■ **Problem to solve**: Please give the lines of the records as a numbered list, leaving out blank lines. Begin at the line that contains "page-number-footer: 第1页 共13页" and stop after the line that contains "695, 713, 990]".

■ **Dataset rows**:

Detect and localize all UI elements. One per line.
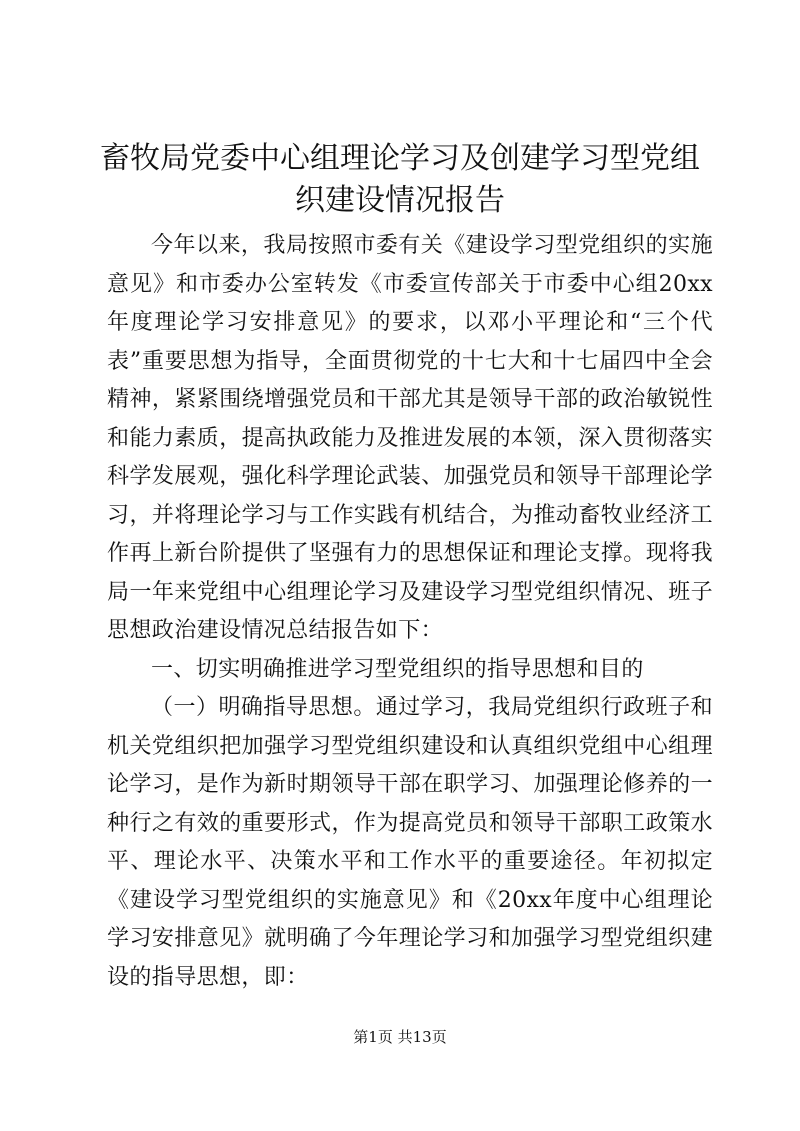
page-number-footer: 第1页 共13页 bbox=[353, 1028, 447, 1046]
document-body bbox=[107, 227, 713, 997]
section-heading-1: 一、切实明确推进学习型党组织的指导思想和目的 bbox=[151, 656, 644, 682]
subsection-paragraph-1: （一）明确指导思想。通过学习，我局党组织行政班子和机关党组织把加强学习型党组织建设和认真组织党组中心组理论学习，是作为新时期领导干部在职学习、加强理论修养的一种行之有效的重要形式，作为提高党员和领导干部职工政策水平、理论水平、决策水平和工作水平的重要途径。年初拟定《建设学习型党组织的实施意见》和《20xx年度中心组理论学习安排意见》就明确了今年理论学习和加强学习型党组织建设的指导思想，即： bbox=[107, 695, 713, 990]
document-title: 畜牧局党委中心组理论学习及创建学习型党组织建设情况报告 bbox=[100, 141, 700, 218]
intro-paragraph: 今年以来，我局按照市委有关《建设学习型党组织的实施意见》和市委办公室转发《市委宣传部关于市委中心组20xx年度理论学习安排意见》的要求，以邓小平理论和“三个代表”重要思想为指导，全面贯彻党的十七大和十七届四中全会精神，紧紧围绕增强党员和干部尤其是领导干部的政治敏锐性和能力素质，提高执政能力及推进发展的本领，深入贯彻落实科学发展观，强化科学理论武装、加强党员和领导干部理论学习，并将理论学习与工作实践有机结合，为推动畜牧业经济工作再上新台阶提供了坚强有力的思想保证和理论支撑。现将我局一年来党组中心组理论学习及建设学习型党组织情况、班子思想政治建设情况总结报告如下： bbox=[107, 233, 713, 643]
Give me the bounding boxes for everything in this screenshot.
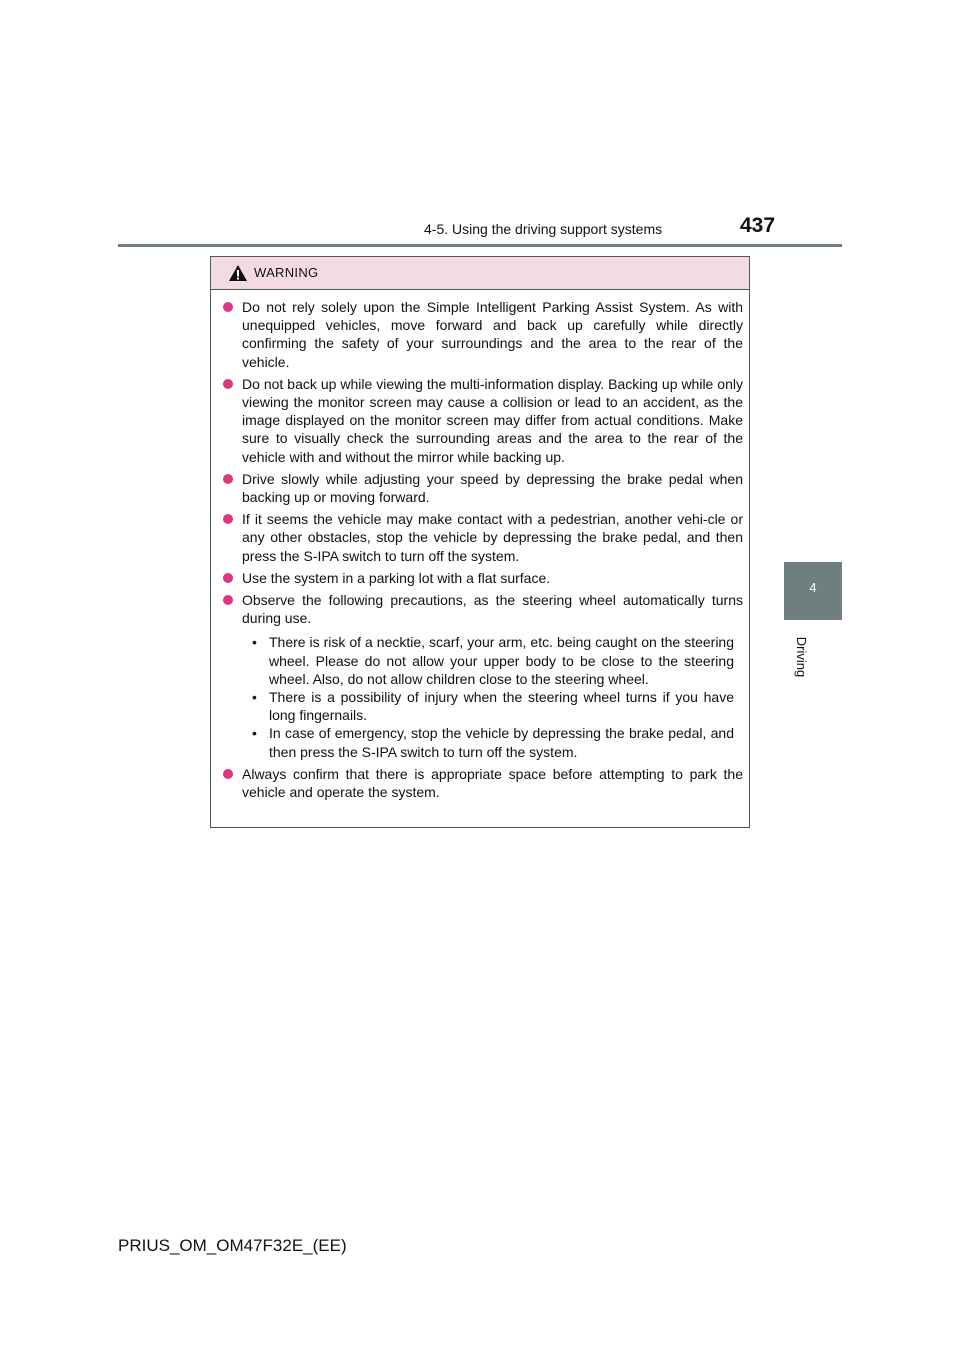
precaution-text: There is risk of a necktie, scarf, your arm, etc. being caught on the steering wheel. Please do not allow your upper body to be close to the steering wheel. Also, do not allow children close to the steering wheel. bbox=[269, 634, 734, 687]
document-code: PRIUS_OM_OM47F32E_(EE) bbox=[118, 1236, 347, 1255]
warning-item-text: Always confirm that there is appropriate space before attempting to park the vehicle and operate the system. bbox=[242, 765, 743, 801]
chapter-label: Driving bbox=[794, 636, 809, 678]
bullet-icon bbox=[223, 474, 233, 484]
bullet-icon bbox=[223, 769, 233, 779]
precaution-item bbox=[242, 633, 734, 688]
warning-body bbox=[211, 290, 749, 801]
bullet-icon bbox=[223, 514, 233, 524]
header-divider bbox=[118, 244, 842, 247]
warning-item bbox=[223, 569, 743, 587]
warning-title: WARNING bbox=[254, 265, 319, 280]
warning-item bbox=[223, 298, 743, 371]
warning-item bbox=[223, 510, 743, 565]
precaution-item bbox=[242, 724, 734, 760]
warning-triangle-icon bbox=[228, 264, 248, 282]
sub-bullet-icon: • bbox=[252, 689, 257, 706]
sub-bullet-icon: • bbox=[252, 634, 257, 651]
precaution-list bbox=[223, 633, 743, 760]
precaution-text: In case of emergency, stop the vehicle by depressing the brake pedal, and then press the S-IPA switch to turn off the system. bbox=[269, 725, 734, 760]
warning-box bbox=[210, 256, 750, 828]
page-number: 437 bbox=[740, 214, 776, 237]
warning-item bbox=[223, 375, 743, 466]
bullet-icon bbox=[223, 302, 233, 312]
precaution-item bbox=[242, 688, 734, 724]
warning-item-text: Do not rely solely upon the Simple Intelligent Parking Assist System. As with unequipped vehicles, move forward and back up carefully while directly confirming the safety of your surroundings and the area to the rear of the vehicle. bbox=[242, 299, 743, 370]
warning-item bbox=[223, 470, 743, 506]
warning-item-text: Use the system in a parking lot with a flat surface. bbox=[242, 569, 551, 586]
warning-item-text: Do not back up while viewing the multi-information display. Backing up while only viewing the monitor screen may cause a collision or lead to an accident, as the image displayed on the monitor screen may differ from actual conditions. Make sure to visually check the surrounding areas and the area to the rear of the vehicle with and without the mirror while backing up. bbox=[242, 375, 743, 465]
section-title: 4-5. Using the driving support systems bbox=[424, 221, 663, 237]
warning-header bbox=[211, 257, 749, 290]
warning-item-text: Observe the following precautions, as the steering wheel automatically turns during use. bbox=[242, 592, 743, 627]
precaution-text: There is a possibility of injury when the steering wheel turns if you have long fingernails. bbox=[269, 689, 734, 724]
warning-item bbox=[223, 765, 743, 801]
sub-bullet-icon: • bbox=[252, 725, 257, 742]
chapter-tab bbox=[784, 562, 842, 620]
chapter-number: 4 bbox=[809, 580, 817, 595]
bullet-icon bbox=[223, 379, 233, 389]
bullet-icon bbox=[223, 573, 233, 583]
warning-item bbox=[223, 591, 743, 627]
warning-item-text: If it seems the vehicle may make contact with a pedestrian, another vehi-cle or any other obstacles, stop the vehicle by depressing the brake pedal, and then press the S-IPA switch to turn off the system. bbox=[242, 511, 743, 564]
warning-item-text: Drive slowly while adjusting your speed by depressing the brake pedal when backing up or moving forward. bbox=[242, 470, 743, 506]
bullet-icon bbox=[223, 595, 233, 605]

■ **Answer**:
1. page-number-footer: 第1页 共13页 bbox=[353, 1028, 447, 1046]
2. document-body bbox=[107, 227, 713, 997]
3. section-heading-1: 一、切实明确推进学习型党组织的指导思想和目的 bbox=[151, 656, 644, 682]
4. subsection-paragraph-1: （一）明确指导思想。通过学习，我局党组织行政班子和机关党组织把加强学习型党组织建设和认真组织党组中心组理论学习，是作为新时期领导干部在职学习、加强理论修养的一种行之有效的重要形式，作为提高党员和领导干部职工政策水平、理论水平、决策水平和工作水平的重要途径。年初拟定《建设学习型党组织的实施意见》和《20xx年度中心组理论学习安排意见》就明确了今年理论学习和加强学习型党组织建设的指导思想，即： bbox=[107, 695, 713, 990]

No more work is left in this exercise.